Task directions –
Reproduce the data exactly.

Stored rows –

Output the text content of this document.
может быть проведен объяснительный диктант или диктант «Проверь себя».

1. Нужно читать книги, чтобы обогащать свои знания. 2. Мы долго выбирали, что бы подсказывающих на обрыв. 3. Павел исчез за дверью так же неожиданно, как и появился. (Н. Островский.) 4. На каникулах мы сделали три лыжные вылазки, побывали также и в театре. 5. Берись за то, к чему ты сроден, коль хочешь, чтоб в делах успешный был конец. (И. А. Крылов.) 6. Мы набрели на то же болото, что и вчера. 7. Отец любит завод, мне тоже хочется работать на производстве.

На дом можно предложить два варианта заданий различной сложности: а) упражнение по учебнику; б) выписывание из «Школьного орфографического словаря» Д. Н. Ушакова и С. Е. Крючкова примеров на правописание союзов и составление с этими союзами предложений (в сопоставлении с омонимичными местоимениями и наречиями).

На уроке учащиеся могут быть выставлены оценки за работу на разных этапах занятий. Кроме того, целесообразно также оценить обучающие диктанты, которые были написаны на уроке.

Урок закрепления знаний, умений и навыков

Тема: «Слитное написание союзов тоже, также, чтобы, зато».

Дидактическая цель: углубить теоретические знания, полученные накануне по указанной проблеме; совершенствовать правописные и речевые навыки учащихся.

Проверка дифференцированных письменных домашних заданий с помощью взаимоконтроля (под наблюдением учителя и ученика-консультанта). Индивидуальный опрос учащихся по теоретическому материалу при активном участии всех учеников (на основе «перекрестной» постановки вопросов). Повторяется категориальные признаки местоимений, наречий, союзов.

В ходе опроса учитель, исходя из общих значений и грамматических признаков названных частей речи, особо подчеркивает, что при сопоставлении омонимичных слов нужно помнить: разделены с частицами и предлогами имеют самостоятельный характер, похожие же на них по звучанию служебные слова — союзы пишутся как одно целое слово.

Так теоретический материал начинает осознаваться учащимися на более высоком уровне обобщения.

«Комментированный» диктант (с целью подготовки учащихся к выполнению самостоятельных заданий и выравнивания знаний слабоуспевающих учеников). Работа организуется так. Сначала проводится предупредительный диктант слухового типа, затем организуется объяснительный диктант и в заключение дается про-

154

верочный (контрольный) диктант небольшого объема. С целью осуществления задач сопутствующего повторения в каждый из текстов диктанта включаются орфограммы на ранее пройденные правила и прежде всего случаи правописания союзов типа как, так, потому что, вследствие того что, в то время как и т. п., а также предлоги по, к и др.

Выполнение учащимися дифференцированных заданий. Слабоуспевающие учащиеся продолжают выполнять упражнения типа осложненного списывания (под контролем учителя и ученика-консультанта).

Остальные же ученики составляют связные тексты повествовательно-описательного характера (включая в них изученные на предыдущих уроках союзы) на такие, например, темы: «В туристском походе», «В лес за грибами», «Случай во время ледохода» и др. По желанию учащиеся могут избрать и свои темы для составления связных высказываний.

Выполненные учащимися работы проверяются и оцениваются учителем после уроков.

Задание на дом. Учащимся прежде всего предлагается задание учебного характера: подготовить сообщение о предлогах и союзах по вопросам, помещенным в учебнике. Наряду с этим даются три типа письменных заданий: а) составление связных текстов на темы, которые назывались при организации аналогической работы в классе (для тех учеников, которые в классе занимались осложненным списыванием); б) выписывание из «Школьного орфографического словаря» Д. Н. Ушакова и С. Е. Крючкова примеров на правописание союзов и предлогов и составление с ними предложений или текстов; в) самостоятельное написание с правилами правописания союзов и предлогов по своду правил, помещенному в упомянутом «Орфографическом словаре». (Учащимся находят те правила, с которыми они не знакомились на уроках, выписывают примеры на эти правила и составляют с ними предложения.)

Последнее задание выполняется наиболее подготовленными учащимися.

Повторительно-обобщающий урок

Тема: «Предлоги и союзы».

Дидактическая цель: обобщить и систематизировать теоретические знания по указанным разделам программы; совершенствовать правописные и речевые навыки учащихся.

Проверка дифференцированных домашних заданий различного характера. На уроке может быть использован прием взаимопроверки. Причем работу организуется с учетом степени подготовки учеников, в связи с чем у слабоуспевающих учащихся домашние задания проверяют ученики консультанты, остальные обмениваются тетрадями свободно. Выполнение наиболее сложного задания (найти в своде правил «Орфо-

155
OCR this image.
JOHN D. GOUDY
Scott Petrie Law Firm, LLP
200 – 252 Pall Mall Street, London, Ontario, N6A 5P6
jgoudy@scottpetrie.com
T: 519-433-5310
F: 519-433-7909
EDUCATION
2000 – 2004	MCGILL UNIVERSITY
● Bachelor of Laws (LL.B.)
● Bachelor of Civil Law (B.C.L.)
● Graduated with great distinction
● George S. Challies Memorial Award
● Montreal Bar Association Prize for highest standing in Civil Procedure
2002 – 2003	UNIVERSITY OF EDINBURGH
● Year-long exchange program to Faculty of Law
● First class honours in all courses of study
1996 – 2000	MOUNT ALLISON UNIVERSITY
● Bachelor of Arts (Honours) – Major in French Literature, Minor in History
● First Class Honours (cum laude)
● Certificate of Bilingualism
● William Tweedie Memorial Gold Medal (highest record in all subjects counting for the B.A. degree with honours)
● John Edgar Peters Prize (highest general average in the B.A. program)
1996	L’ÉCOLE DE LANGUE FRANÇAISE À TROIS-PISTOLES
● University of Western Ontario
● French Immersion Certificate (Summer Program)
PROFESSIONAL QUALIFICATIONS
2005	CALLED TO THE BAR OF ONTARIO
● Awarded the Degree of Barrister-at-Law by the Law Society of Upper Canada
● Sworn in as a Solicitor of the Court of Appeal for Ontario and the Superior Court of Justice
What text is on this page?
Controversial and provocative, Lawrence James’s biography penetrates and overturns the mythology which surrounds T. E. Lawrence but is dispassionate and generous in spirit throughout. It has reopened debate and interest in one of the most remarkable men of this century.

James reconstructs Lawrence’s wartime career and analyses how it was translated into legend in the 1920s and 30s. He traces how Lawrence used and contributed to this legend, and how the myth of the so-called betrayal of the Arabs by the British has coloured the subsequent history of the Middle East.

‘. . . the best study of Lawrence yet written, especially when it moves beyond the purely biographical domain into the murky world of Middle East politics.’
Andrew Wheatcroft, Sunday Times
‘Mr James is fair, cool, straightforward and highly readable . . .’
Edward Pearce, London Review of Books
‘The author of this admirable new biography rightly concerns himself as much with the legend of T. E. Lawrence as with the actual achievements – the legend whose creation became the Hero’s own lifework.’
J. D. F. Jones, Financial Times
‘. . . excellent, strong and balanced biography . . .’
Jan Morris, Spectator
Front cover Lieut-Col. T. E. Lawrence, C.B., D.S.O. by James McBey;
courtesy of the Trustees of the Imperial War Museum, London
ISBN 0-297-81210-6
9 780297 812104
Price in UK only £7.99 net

Task solution –
Output the text content of this document.
может быть проведен объяснительный диктант или диктант «Проверь себя».

1. Нужно читать книги, чтобы обогащать свои знания. 2. Мы долго выбирали, что бы подсказывающих на обрыв. 3. Павел исчез за дверью так же неожиданно, как и появился. (Н. Островский.) 4. На каникулах мы сделали три лыжные вылазки, побывали также и в театре. 5. Берись за то, к чему ты сроден, коль хочешь, чтоб в делах успешный был конец. (И. А. Крылов.) 6. Мы набрели на то же болото, что и вчера. 7. Отец любит завод, мне тоже хочется работать на производстве.

На дом можно предложить два варианта заданий различной сложности: а) упражнение по учебнику; б) выписывание из «Школьного орфографического словаря» Д. Н. Ушакова и С. Е. Крючкова примеров на правописание союзов и составление с этими союзами предложений (в сопоставлении с омонимичными местоимениями и наречиями).

На уроке учащиеся могут быть выставлены оценки за работу на разных этапах занятий. Кроме того, целесообразно также оценить обучающие диктанты, которые были написаны на уроке.

Урок закрепления знаний, умений и навыков

Тема: «Слитное написание союзов тоже, также, чтобы, зато».

Дидактическая цель: углубить теоретические знания, полученные накануне по указанной проблеме; совершенствовать правописные и речевые навыки учащихся.

Проверка дифференцированных письменных домашних заданий с помощью взаимоконтроля (под наблюдением учителя и ученика-консультанта). Индивидуальный опрос учащихся по теоретическому материалу при активном участии всех учеников (на основе «перекрестной» постановки вопросов). Повторяется категориальные признаки местоимений, наречий, союзов.

В ходе опроса учитель, исходя из общих значений и грамматических признаков названных частей речи, особо подчеркивает, что при сопоставлении омонимичных слов нужно помнить: разделены с частицами и предлогами имеют самостоятельный характер, похожие же на них по звучанию служебные слова — союзы пишутся как одно целое слово.

Так теоретический материал начинает осознаваться учащимися на более высоком уровне обобщения.

«Комментированный» диктант (с целью подготовки учащихся к выполнению самостоятельных заданий и выравнивания знаний слабоуспевающих учеников). Работа организуется так. Сначала проводится предупредительный диктант слухового типа, затем организуется объяснительный диктант и в заключение дается про-

154

верочный (контрольный) диктант небольшого объема. С целью осуществления задач сопутствующего повторения в каждый из текстов диктанта включаются орфограммы на ранее пройденные правила и прежде всего случаи правописания союзов типа как, так, потому что, вследствие того что, в то время как и т. п., а также предлоги по, к и др.

Выполнение учащимися дифференцированных заданий. Слабоуспевающие учащиеся продолжают выполнять упражнения типа осложненного списывания (под контролем учителя и ученика-консультанта).

Остальные же ученики составляют связные тексты повествовательно-описательного характера (включая в них изученные на предыдущих уроках союзы) на такие, например, темы: «В туристском походе», «В лес за грибами», «Случай во время ледохода» и др. По желанию учащиеся могут избрать и свои темы для составления связных высказываний.

Выполненные учащимися работы проверяются и оцениваются учителем после уроков.

Задание на дом. Учащимся прежде всего предлагается задание учебного характера: подготовить сообщение о предлогах и союзах по вопросам, помещенным в учебнике. Наряду с этим даются три типа письменных заданий: а) составление связных текстов на темы, которые назывались при организации аналогической работы в классе (для тех учеников, которые в классе занимались осложненным списыванием); б) выписывание из «Школьного орфографического словаря» Д. Н. Ушакова и С. Е. Крючкова примеров на правописание союзов и предлогов и составление с ними предложений или текстов; в) самостоятельное написание с правилами правописания союзов и предлогов по своду правил, помещенному в упомянутом «Орфографическом словаре». (Учащимся находят те правила, с которыми они не знакомились на уроках, выписывают примеры на эти правила и составляют с ними предложения.)

Последнее задание выполняется наиболее подготовленными учащимися.

Повторительно-обобщающий урок

Тема: «Предлоги и союзы».

Дидактическая цель: обобщить и систематизировать теоретические знания по указанным разделам программы; совершенствовать правописные и речевые навыки учащихся.

Проверка дифференцированных домашних заданий различного характера. На уроке может быть использован прием взаимопроверки. Причем работу организуется с учетом степени подготовки учеников, в связи с чем у слабоуспевающих учащихся домашние задания проверяют ученики консультанты, остальные обмениваются тетрадями свободно. Выполнение наиболее сложного задания (найти в своде правил «Орфо-

155
OCR this image.
JOHN D. GOUDY
Scott Petrie Law Firm, LLP
200 – 252 Pall Mall Street, London, Ontario, N6A 5P6
jgoudy@scottpetrie.com
T: 519-433-5310
F: 519-433-7909
EDUCATION
2000 – 2004	MCGILL UNIVERSITY
● Bachelor of Laws (LL.B.)
● Bachelor of Civil Law (B.C.L.)
● Graduated with great distinction
● George S. Challies Memorial Award
● Montreal Bar Association Prize for highest standing in Civil Procedure
2002 – 2003	UNIVERSITY OF EDINBURGH
● Year-long exchange program to Faculty of Law
● First class honours in all courses of study
1996 – 2000	MOUNT ALLISON UNIVERSITY
● Bachelor of Arts (Honours) – Major in French Literature, Minor in History
● First Class Honours (cum laude)
● Certificate of Bilingualism
● William Tweedie Memorial Gold Medal (highest record in all subjects counting for the B.A. degree with honours)
● John Edgar Peters Prize (highest general average in the B.A. program)
1996	L’ÉCOLE DE LANGUE FRANÇAISE À TROIS-PISTOLES
● University of Western Ontario
● French Immersion Certificate (Summer Program)
PROFESSIONAL QUALIFICATIONS
2005	CALLED TO THE BAR OF ONTARIO
● Awarded the Degree of Barrister-at-Law by the Law Society of Upper Canada
● Sworn in as a Solicitor of the Court of Appeal for Ontario and the Superior Court of Justice
What text is on this page?
Controversial and provocative, Lawrence James’s biography penetrates and overturns the mythology which surrounds T. E. Lawrence but is dispassionate and generous in spirit throughout. It has reopened debate and interest in one of the most remarkable men of this century.

James reconstructs Lawrence’s wartime career and analyses how it was translated into legend in the 1920s and 30s. He traces how Lawrence used and contributed to this legend, and how the myth of the so-called betrayal of the Arabs by the British has coloured the subsequent history of the Middle East.

‘. . . the best study of Lawrence yet written, especially when it moves beyond the purely biographical domain into the murky world of Middle East politics.’
Andrew Wheatcroft, Sunday Times
‘Mr James is fair, cool, straightforward and highly readable . . .’
Edward Pearce, London Review of Books
‘The author of this admirable new biography rightly concerns himself as much with the legend of T. E. Lawrence as with the actual achievements – the legend whose creation became the Hero’s own lifework.’
J. D. F. Jones, Financial Times
‘. . . excellent, strong and balanced biography . . .’
Jan Morris, Spectator
Front cover Lieut-Col. T. E. Lawrence, C.B., D.S.O. by James McBey;
courtesy of the Trustees of the Imperial War Museum, London
ISBN 0-297-81210-6
9 780297 812104
Price in UK only £7.99 net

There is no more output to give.